INSTRUCTION A: In the records, from the first line through the line that contains "toggle-state-text: ON <box>285", change every "Background Color" to "Solid Color" and give those lines again with nothing else altered.

--*--

Hey everybody: this is Erica the technology nerd likes to film stuff, and before me, I have the iPhone 12 and the iPhone 12 Pro the reviews are pouring in, and I want to take a second to look at these screens and give my first impressions on them. Apple was so nice to provide these. I've got the 12 in the green, and we've got the gold in the pro. Let's just rip them open packaging going everywhere, let's open them side by side, and there you are oh okay, so this is like a light. Minty green. I went and got a joy-con to compare this to, or this is like a really saturated, minty green, it's quite subtle, but I actually quite like it.

Let's go ahead and pull this off here. Yes, I like that that boxy feeling let's go ahead and get the iPhone 10 beside it here. There certainly feels like a lot more to grab onto now this I always felt like I would drop these rounded iPhones without a case on them, but this feels good. This is secure. Let's go ahead and grab that gold out as well.

Very, very simple packaging. This time around and already I've already smudged up that band to heck. This is quite a subtle gold as well. This is more like a beige. Here's the back of this animal crossing joy-con.

This is like a sand, a very light sand, color, where this guy here is a banish gold. It's not really in your face, which is quite nice, though this band really does stick out as an accent. Then, of course we don't have a power adapter in the box, and we don't get any earbuds either whatever. So, as you can see, both of these guys are the exact same size, 6.1 inch OLED displays here we have my iPhone 11 Pro max, and then we've got the iPhone 10, and you can see the respective sizes here. So if you were a big fan of the size of the iPhone 10 or iPhone 11 Pro, you can see here that we now have a little bigger phone, not too much bigger, definitely not unwieldy, where the iPhone 12 actually shrunk in size from the iPhone 11.

--*--

INSTRUCTION B: List every iPhone model named in the iPhone 12 first-impressions excerpt.

--*--

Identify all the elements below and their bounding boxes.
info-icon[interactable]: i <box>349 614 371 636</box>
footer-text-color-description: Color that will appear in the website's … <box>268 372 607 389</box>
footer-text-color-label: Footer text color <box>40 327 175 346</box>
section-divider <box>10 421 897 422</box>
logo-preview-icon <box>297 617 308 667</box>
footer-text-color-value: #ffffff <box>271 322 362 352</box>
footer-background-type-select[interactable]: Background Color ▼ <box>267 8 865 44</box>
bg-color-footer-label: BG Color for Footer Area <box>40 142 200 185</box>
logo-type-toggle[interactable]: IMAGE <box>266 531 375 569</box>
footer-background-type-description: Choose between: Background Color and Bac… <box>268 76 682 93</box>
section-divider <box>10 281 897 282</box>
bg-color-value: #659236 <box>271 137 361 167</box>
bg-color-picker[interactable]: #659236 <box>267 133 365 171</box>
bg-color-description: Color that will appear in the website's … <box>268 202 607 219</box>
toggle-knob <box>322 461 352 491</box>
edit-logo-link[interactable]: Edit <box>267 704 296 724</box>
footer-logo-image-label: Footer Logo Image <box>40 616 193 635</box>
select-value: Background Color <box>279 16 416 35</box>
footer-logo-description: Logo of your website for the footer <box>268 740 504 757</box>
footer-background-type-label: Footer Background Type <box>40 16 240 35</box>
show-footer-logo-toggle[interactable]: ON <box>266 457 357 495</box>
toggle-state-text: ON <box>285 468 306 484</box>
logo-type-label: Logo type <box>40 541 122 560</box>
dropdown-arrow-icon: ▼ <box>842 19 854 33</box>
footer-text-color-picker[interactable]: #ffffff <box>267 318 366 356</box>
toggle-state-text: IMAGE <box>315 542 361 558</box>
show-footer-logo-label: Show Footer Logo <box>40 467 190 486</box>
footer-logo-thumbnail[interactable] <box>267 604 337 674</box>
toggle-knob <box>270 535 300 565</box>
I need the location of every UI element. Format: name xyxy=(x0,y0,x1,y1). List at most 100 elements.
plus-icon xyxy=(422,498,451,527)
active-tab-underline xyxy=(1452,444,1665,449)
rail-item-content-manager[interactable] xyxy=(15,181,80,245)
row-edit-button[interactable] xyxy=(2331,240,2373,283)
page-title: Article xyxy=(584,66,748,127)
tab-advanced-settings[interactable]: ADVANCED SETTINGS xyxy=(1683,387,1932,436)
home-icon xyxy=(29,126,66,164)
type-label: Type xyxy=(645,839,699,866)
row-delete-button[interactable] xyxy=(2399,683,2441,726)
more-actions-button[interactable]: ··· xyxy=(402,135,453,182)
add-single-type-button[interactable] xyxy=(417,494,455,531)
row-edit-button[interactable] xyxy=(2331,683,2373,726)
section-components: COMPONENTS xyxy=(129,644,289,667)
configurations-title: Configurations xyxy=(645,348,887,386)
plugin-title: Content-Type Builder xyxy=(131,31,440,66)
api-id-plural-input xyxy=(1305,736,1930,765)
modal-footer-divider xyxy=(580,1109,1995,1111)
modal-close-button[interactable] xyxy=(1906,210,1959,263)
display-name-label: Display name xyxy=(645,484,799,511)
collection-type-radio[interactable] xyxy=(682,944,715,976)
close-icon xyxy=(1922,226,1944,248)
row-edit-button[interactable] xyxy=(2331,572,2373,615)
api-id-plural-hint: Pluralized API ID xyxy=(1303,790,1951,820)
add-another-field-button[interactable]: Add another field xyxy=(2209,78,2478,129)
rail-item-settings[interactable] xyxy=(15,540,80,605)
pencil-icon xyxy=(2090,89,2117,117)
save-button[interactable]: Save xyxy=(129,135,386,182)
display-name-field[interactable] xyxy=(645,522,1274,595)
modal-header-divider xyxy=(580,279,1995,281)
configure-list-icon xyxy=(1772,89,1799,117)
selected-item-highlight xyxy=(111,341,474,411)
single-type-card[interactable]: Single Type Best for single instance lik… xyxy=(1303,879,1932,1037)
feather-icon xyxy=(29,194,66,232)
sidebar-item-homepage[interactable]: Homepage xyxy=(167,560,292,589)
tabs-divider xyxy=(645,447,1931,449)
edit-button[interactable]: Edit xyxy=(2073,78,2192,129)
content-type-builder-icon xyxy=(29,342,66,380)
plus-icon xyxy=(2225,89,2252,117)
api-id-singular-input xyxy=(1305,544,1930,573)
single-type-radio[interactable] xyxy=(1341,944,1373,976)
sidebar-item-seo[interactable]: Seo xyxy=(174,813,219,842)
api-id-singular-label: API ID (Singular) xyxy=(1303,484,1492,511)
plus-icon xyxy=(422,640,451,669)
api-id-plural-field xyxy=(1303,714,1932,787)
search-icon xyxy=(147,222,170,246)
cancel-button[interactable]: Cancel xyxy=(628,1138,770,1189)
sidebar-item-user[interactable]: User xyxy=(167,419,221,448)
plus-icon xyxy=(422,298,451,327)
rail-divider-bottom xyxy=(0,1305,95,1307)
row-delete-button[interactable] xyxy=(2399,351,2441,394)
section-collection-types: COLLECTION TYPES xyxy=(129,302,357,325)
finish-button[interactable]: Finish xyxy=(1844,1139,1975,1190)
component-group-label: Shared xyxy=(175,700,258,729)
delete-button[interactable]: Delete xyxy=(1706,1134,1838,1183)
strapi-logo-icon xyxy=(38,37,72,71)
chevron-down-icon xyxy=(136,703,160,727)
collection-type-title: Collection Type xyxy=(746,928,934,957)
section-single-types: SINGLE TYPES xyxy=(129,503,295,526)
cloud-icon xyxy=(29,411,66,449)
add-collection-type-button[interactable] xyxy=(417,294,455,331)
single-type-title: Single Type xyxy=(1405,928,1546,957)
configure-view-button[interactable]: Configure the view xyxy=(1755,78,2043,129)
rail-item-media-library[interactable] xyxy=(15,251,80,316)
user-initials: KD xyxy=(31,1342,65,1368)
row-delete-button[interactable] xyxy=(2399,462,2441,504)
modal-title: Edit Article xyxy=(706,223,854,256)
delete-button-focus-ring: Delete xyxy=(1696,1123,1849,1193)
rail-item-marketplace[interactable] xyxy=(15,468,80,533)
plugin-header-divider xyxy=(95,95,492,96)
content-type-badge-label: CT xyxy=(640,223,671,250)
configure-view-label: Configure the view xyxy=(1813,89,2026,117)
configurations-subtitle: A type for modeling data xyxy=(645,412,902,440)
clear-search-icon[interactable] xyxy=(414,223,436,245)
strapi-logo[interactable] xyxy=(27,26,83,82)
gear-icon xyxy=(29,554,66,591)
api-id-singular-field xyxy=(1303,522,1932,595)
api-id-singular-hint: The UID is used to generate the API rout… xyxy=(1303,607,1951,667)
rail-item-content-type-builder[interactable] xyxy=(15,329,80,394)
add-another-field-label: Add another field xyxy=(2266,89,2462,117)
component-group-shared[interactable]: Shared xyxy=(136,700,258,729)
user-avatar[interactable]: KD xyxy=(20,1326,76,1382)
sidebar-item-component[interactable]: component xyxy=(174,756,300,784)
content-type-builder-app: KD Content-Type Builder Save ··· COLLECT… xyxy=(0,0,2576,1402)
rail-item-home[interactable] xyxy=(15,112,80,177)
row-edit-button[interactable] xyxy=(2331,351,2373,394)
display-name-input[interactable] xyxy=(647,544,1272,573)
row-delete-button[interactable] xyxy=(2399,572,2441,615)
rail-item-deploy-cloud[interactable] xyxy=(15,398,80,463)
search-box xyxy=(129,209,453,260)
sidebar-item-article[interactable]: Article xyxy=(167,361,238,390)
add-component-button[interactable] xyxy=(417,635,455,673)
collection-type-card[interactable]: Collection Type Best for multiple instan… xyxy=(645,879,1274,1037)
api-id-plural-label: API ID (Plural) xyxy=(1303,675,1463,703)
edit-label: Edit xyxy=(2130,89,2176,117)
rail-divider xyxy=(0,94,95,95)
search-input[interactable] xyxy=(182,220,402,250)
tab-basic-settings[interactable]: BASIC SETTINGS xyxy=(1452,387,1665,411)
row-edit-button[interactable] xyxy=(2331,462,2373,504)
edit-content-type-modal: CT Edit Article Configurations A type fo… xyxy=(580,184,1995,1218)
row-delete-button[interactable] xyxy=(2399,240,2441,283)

--*--

TASK SOLUTION A:
Identify all the elements below and their bounding boxes.
info-icon[interactable]: i <box>349 614 371 636</box>
footer-text-color-description: Color that will appear in the website's … <box>268 372 607 389</box>
footer-text-color-label: Footer text color <box>40 327 175 346</box>
section-divider <box>10 421 897 422</box>
logo-preview-icon <box>297 617 308 667</box>
footer-text-color-value: #ffffff <box>271 322 362 352</box>
footer-background-type-select[interactable]: Solid Color ▼ <box>267 8 865 44</box>
bg-color-footer-label: BG Color for Footer Area <box>40 142 200 185</box>
logo-type-toggle[interactable]: IMAGE <box>266 531 375 569</box>
footer-background-type-description: Choose between: Solid Color and Bac… <box>268 76 682 93</box>
section-divider <box>10 281 897 282</box>
bg-color-value: #659236 <box>271 137 361 167</box>
bg-color-picker[interactable]: #659236 <box>267 133 365 171</box>
bg-color-description: Color that will appear in the website's … <box>268 202 607 219</box>
toggle-knob <box>322 461 352 491</box>
edit-logo-link[interactable]: Edit <box>267 704 296 724</box>
footer-logo-image-label: Footer Logo Image <box>40 616 193 635</box>
select-value: Solid Color <box>279 16 416 35</box>
footer-logo-description: Logo of your website for the footer <box>268 740 504 757</box>
footer-background-type-label: Footer Background Type <box>40 16 240 35</box>
show-footer-logo-toggle[interactable]: ON <box>266 457 357 495</box>
toggle-state-text: ON <box>285 468 306 484</box>

TASK SOLUTION B:
- iPhone 12
- iPhone 12 Pro
- iPhone 10
- iPhone 11 Pro Max
- iPhone 11 Pro
- iPhone 11